GIVEN EXERCISE —
Can you find the lines of the listing that include "into" and copy every one?

DATA LINES —
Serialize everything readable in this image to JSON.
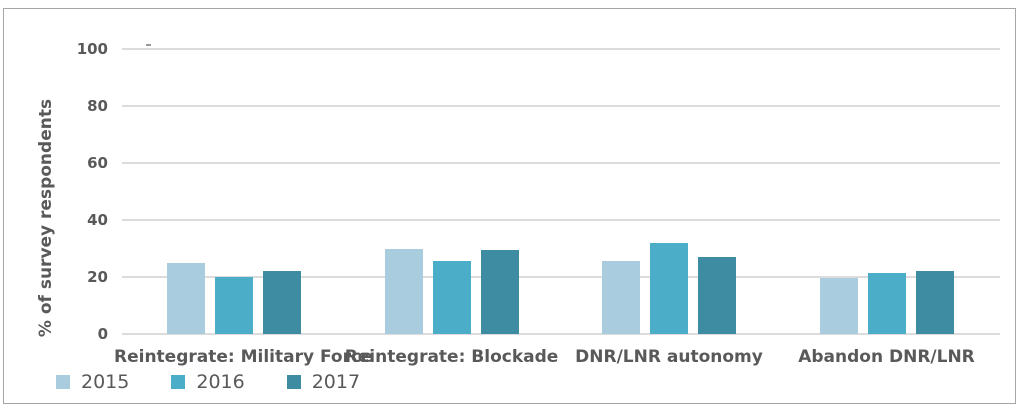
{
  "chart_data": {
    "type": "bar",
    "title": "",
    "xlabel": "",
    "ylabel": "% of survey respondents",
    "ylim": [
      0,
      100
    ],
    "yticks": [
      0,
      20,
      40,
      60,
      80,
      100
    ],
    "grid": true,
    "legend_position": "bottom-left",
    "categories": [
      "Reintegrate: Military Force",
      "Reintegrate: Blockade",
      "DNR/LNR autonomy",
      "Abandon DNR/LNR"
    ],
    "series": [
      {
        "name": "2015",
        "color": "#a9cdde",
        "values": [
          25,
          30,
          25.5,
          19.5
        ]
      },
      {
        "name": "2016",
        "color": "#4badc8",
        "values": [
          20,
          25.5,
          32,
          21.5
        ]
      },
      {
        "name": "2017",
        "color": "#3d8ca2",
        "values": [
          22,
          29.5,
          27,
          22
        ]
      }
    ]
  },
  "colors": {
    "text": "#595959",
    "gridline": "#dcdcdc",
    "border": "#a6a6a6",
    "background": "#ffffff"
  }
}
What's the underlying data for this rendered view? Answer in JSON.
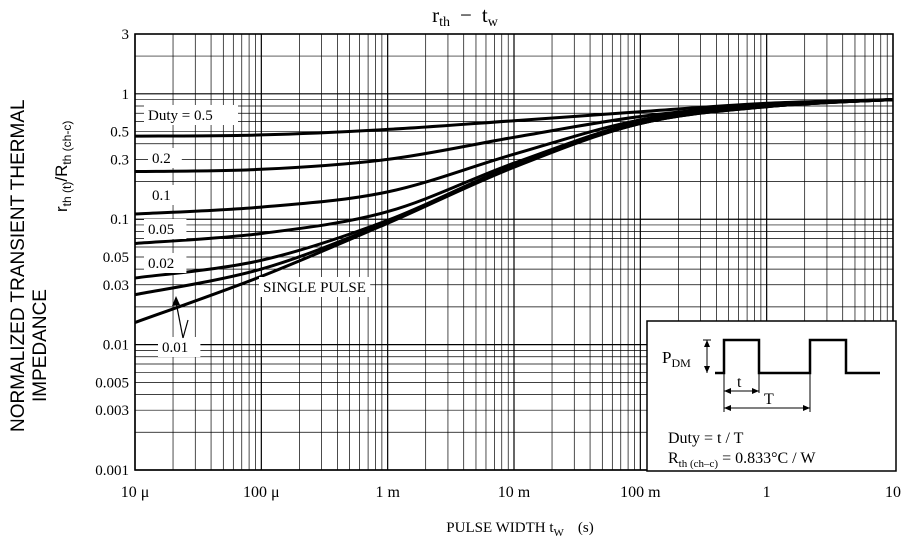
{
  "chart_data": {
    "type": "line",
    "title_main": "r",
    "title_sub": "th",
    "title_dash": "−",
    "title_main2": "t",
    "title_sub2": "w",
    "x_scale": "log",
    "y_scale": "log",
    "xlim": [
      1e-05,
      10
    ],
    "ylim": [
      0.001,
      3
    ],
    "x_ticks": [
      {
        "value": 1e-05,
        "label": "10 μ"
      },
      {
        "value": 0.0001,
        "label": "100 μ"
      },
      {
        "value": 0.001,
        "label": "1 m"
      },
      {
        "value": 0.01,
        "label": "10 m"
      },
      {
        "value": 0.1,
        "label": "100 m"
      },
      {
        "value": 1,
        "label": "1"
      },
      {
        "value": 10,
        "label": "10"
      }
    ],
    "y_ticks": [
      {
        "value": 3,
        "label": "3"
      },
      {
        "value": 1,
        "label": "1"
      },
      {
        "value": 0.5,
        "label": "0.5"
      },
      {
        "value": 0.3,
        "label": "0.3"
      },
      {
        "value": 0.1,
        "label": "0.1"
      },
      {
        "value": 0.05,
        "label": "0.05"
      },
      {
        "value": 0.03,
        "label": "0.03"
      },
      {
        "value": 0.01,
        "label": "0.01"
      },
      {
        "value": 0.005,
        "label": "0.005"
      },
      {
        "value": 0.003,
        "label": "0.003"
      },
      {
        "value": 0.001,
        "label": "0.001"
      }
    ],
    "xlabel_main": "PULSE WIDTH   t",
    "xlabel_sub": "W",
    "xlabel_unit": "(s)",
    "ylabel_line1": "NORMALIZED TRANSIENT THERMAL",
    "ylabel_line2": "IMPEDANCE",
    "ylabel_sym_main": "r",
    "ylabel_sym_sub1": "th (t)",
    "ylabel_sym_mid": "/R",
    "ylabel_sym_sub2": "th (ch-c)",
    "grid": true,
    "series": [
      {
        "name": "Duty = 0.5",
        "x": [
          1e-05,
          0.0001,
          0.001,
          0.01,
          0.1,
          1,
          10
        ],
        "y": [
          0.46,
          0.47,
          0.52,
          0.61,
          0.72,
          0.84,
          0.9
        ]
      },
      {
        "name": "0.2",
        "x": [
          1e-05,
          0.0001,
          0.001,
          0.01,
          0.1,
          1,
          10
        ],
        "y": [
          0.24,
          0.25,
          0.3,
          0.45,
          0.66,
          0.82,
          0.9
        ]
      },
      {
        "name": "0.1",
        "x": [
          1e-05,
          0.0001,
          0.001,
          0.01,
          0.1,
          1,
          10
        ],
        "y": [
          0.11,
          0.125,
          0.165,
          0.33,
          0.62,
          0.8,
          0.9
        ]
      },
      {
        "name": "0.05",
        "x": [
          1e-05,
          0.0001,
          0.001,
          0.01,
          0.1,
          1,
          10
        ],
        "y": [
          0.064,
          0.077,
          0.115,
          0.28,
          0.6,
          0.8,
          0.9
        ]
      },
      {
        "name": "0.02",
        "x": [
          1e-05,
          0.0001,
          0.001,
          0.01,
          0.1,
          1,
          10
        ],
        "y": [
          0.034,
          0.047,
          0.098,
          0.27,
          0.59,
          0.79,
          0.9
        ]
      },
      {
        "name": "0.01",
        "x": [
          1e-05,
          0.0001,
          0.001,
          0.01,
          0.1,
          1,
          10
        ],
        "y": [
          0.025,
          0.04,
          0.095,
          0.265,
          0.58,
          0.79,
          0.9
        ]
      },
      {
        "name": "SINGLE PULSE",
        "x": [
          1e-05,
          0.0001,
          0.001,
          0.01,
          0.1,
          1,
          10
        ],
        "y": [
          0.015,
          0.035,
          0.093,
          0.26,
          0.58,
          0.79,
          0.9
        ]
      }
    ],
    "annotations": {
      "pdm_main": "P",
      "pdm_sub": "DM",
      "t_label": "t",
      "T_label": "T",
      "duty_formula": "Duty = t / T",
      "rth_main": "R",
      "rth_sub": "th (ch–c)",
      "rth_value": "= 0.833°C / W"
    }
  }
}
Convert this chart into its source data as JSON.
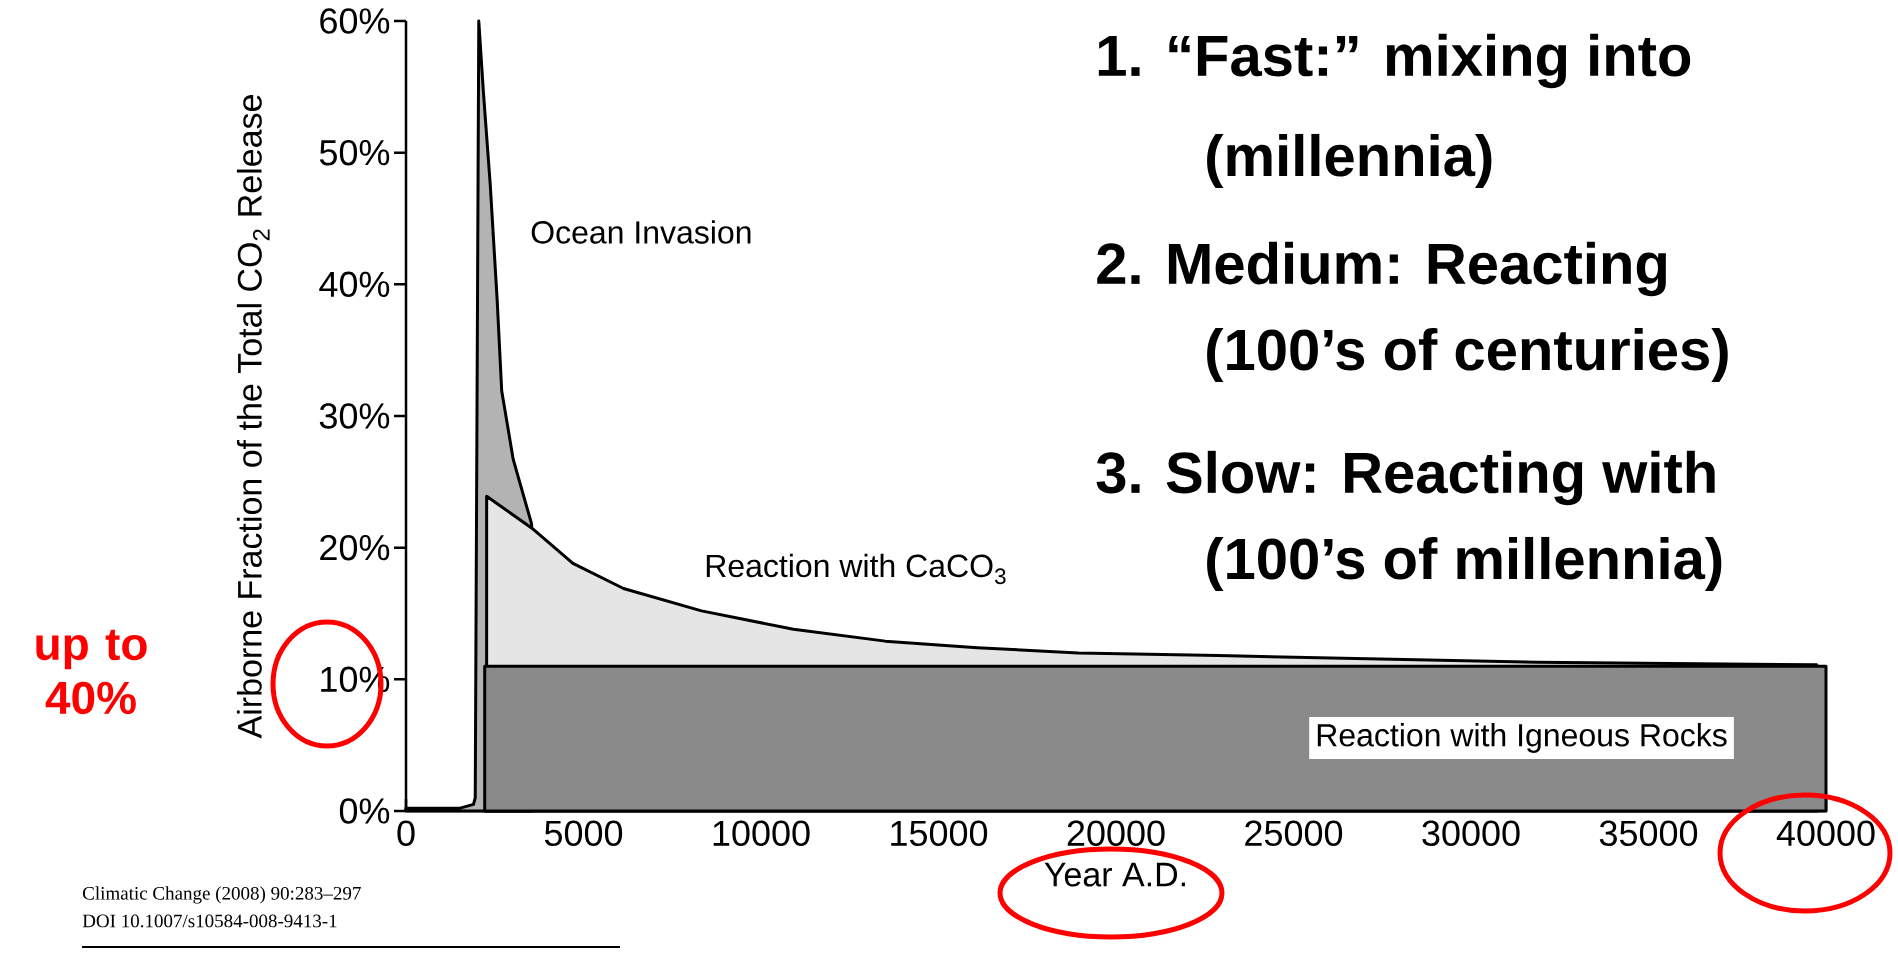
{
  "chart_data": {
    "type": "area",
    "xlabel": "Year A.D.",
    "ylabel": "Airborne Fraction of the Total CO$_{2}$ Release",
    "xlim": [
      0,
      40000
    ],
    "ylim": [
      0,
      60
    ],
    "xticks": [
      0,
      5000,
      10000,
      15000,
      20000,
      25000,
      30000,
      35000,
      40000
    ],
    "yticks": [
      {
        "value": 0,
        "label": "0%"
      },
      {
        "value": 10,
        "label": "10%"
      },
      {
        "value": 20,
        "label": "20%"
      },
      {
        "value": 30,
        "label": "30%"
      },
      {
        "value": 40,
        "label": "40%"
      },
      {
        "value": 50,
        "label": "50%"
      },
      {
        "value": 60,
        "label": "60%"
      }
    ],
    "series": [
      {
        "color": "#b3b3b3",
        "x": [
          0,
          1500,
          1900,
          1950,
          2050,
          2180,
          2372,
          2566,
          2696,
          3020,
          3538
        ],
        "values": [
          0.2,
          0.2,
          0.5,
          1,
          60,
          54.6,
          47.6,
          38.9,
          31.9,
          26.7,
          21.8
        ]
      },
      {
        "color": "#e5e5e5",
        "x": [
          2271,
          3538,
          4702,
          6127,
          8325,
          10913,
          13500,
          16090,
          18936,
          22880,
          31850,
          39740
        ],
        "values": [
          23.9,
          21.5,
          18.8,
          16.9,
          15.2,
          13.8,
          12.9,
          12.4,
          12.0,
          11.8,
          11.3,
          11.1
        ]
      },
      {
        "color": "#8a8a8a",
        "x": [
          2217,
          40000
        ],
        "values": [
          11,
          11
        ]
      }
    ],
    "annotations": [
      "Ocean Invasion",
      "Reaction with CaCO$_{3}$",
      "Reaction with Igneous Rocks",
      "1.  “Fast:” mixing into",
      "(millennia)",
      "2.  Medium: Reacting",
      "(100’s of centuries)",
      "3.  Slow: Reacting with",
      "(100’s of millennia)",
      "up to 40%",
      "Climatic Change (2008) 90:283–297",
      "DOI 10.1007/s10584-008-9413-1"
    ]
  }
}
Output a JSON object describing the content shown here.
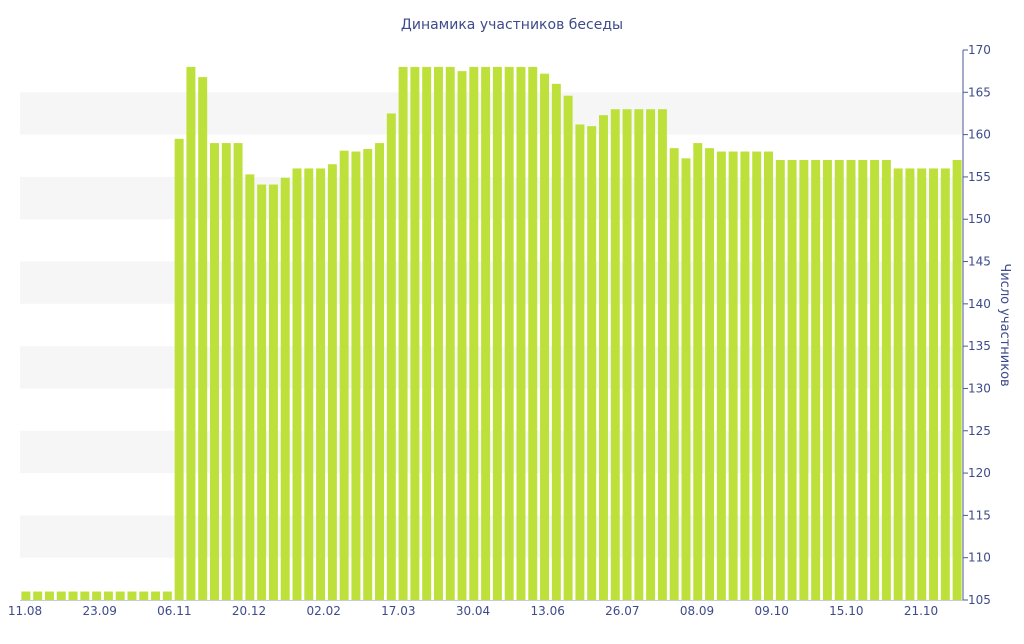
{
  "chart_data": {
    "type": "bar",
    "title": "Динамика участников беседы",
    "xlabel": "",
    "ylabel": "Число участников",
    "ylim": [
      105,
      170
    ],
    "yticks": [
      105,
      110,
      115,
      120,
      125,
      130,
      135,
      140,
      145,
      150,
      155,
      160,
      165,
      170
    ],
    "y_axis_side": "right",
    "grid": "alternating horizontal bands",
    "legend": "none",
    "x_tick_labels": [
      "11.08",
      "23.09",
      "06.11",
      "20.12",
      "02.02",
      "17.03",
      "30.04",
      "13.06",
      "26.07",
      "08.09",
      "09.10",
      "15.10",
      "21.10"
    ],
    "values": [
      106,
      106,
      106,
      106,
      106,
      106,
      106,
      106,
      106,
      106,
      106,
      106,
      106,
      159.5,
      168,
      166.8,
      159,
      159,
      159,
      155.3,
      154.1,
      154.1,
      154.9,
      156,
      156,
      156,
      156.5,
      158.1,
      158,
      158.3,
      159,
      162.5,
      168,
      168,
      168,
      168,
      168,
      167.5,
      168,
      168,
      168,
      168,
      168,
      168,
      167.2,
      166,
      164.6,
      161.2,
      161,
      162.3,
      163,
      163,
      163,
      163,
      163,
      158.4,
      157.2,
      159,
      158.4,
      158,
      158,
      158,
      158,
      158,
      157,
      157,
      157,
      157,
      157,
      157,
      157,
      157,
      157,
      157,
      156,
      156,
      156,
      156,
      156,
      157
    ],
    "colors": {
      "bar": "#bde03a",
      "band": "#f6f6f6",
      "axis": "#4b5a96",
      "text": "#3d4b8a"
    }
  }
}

SOLUTION TO THE EXERCISE —
Convert this chart into its source data as JSON.
      "1.  “Fast:” mixing into",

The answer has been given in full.